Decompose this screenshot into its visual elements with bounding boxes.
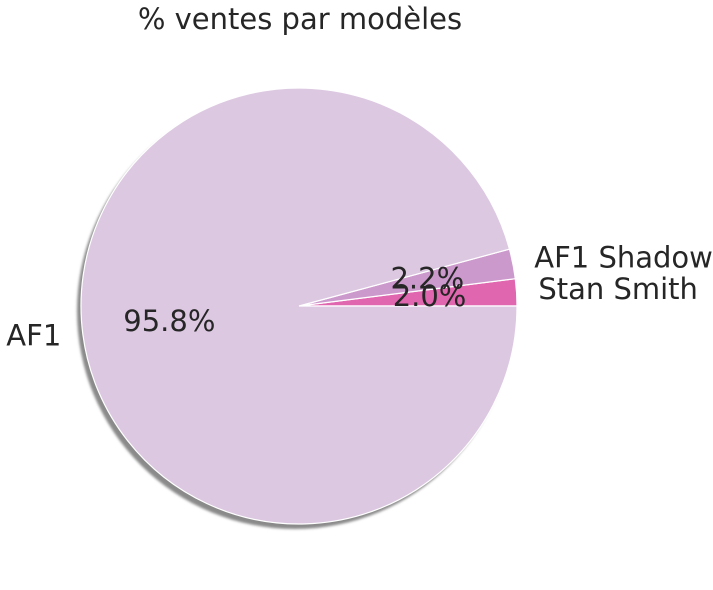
slice-label-af1-shadow: AF1 Shadow <box>534 241 713 275</box>
slice-label-af1: AF1 <box>6 319 61 353</box>
slice-percent-af1-shadow: 2.2% <box>390 262 464 296</box>
chart-title: % ventes par modèles <box>137 2 463 36</box>
slice-label-stan-smith: Stan Smith <box>538 272 698 306</box>
slice-percent-stan-smith: 2.0% <box>393 279 467 313</box>
slice-percent-af1: 95.8% <box>123 304 215 338</box>
pie-slice-af1 <box>80 87 518 525</box>
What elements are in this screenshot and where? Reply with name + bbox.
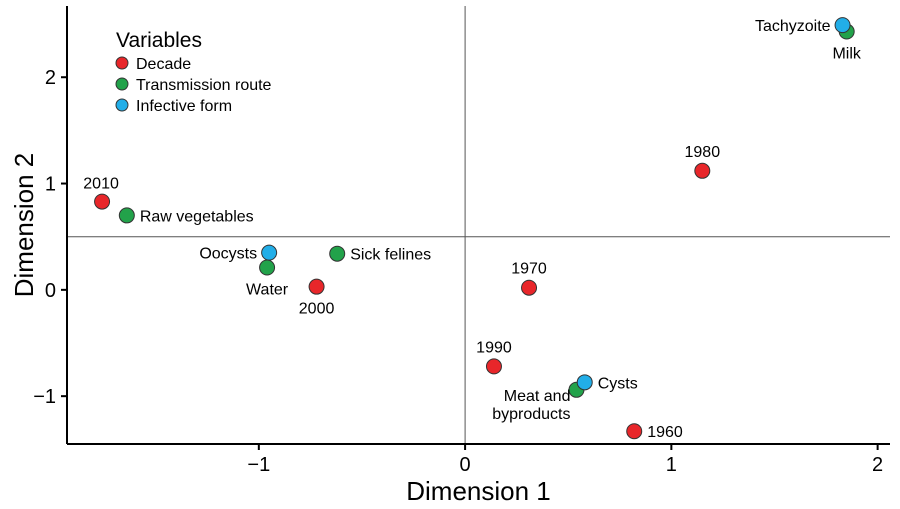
data-point (329, 245, 346, 262)
x-tick-label: 1 (666, 454, 677, 476)
data-point (308, 278, 325, 295)
legend-title: Variables (116, 29, 202, 52)
y-tick-label: 0 (45, 280, 56, 302)
legend-marker (115, 98, 129, 112)
legend-label: Infective form (136, 98, 232, 115)
legend: Variables Decade Transmission route Infect… (115, 29, 272, 115)
legend-label: Transmission route (136, 77, 272, 94)
data-point-label: 1990 (476, 339, 512, 356)
data-point-label: 1970 (511, 261, 547, 278)
data-point-label: Tachyzoite (755, 18, 831, 35)
data-point-label: Oocysts (199, 246, 257, 263)
data-point-label: 1980 (685, 144, 721, 161)
data-point-label: Cysts (598, 375, 638, 392)
legend-marker (115, 77, 129, 91)
data-point (834, 17, 851, 34)
data-point (261, 244, 278, 261)
y-tick-label: 2 (45, 67, 56, 89)
data-point-label: Raw vegetables (140, 208, 254, 225)
y-tick-label: −1 (33, 386, 56, 408)
data-point-label: Milk (832, 46, 861, 63)
data-point (626, 423, 643, 440)
data-point (485, 358, 502, 375)
data-point-label: 2010 (83, 176, 119, 193)
data-point (94, 193, 111, 210)
x-tick-label: 2 (872, 454, 883, 476)
data-point (576, 374, 593, 391)
y-tick-label: 1 (45, 174, 56, 196)
data-point-label: 2000 (299, 301, 335, 318)
y-axis-title: Dimension 2 (9, 153, 39, 298)
data-point-label: Meat and byproducts (492, 388, 570, 423)
data-point (118, 207, 135, 224)
legend-marker (115, 56, 129, 70)
x-tick-labels: −1 0 1 2 (247, 454, 883, 476)
x-tick-label: 0 (460, 454, 471, 476)
legend-label: Decade (136, 56, 191, 73)
x-axis-title: Dimension 1 (406, 476, 551, 506)
data-point-label: Water (246, 282, 289, 299)
y-tick-labels: −1 0 1 2 (33, 67, 56, 408)
gridlines (67, 6, 890, 444)
data-points: 2010 2000 1980 1970 1990 1960 Raw vegetables Wa… (83, 17, 862, 441)
data-point (259, 259, 276, 276)
data-point-label: 1960 (647, 424, 683, 441)
data-point-label: Sick felines (350, 247, 431, 264)
data-point (521, 279, 538, 296)
data-point (694, 162, 711, 179)
x-tick-label: −1 (247, 454, 270, 476)
axes (61, 6, 890, 450)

• Exercise requirements: Set down, without any change, the lines above, beginning with the line containing "slice-label-af1-shadow: AF1 Shadow" and continuing through the line containing "slice-label-stan-smith: Stan Smith".

• Result below:
slice-label-af1-shadow: AF1 Shadow <box>534 241 713 275</box>
slice-label-af1: AF1 <box>6 319 61 353</box>
slice-percent-af1-shadow: 2.2% <box>390 262 464 296</box>
chart-title: % ventes par modèles <box>137 2 463 36</box>
slice-label-stan-smith: Stan Smith <box>538 272 698 306</box>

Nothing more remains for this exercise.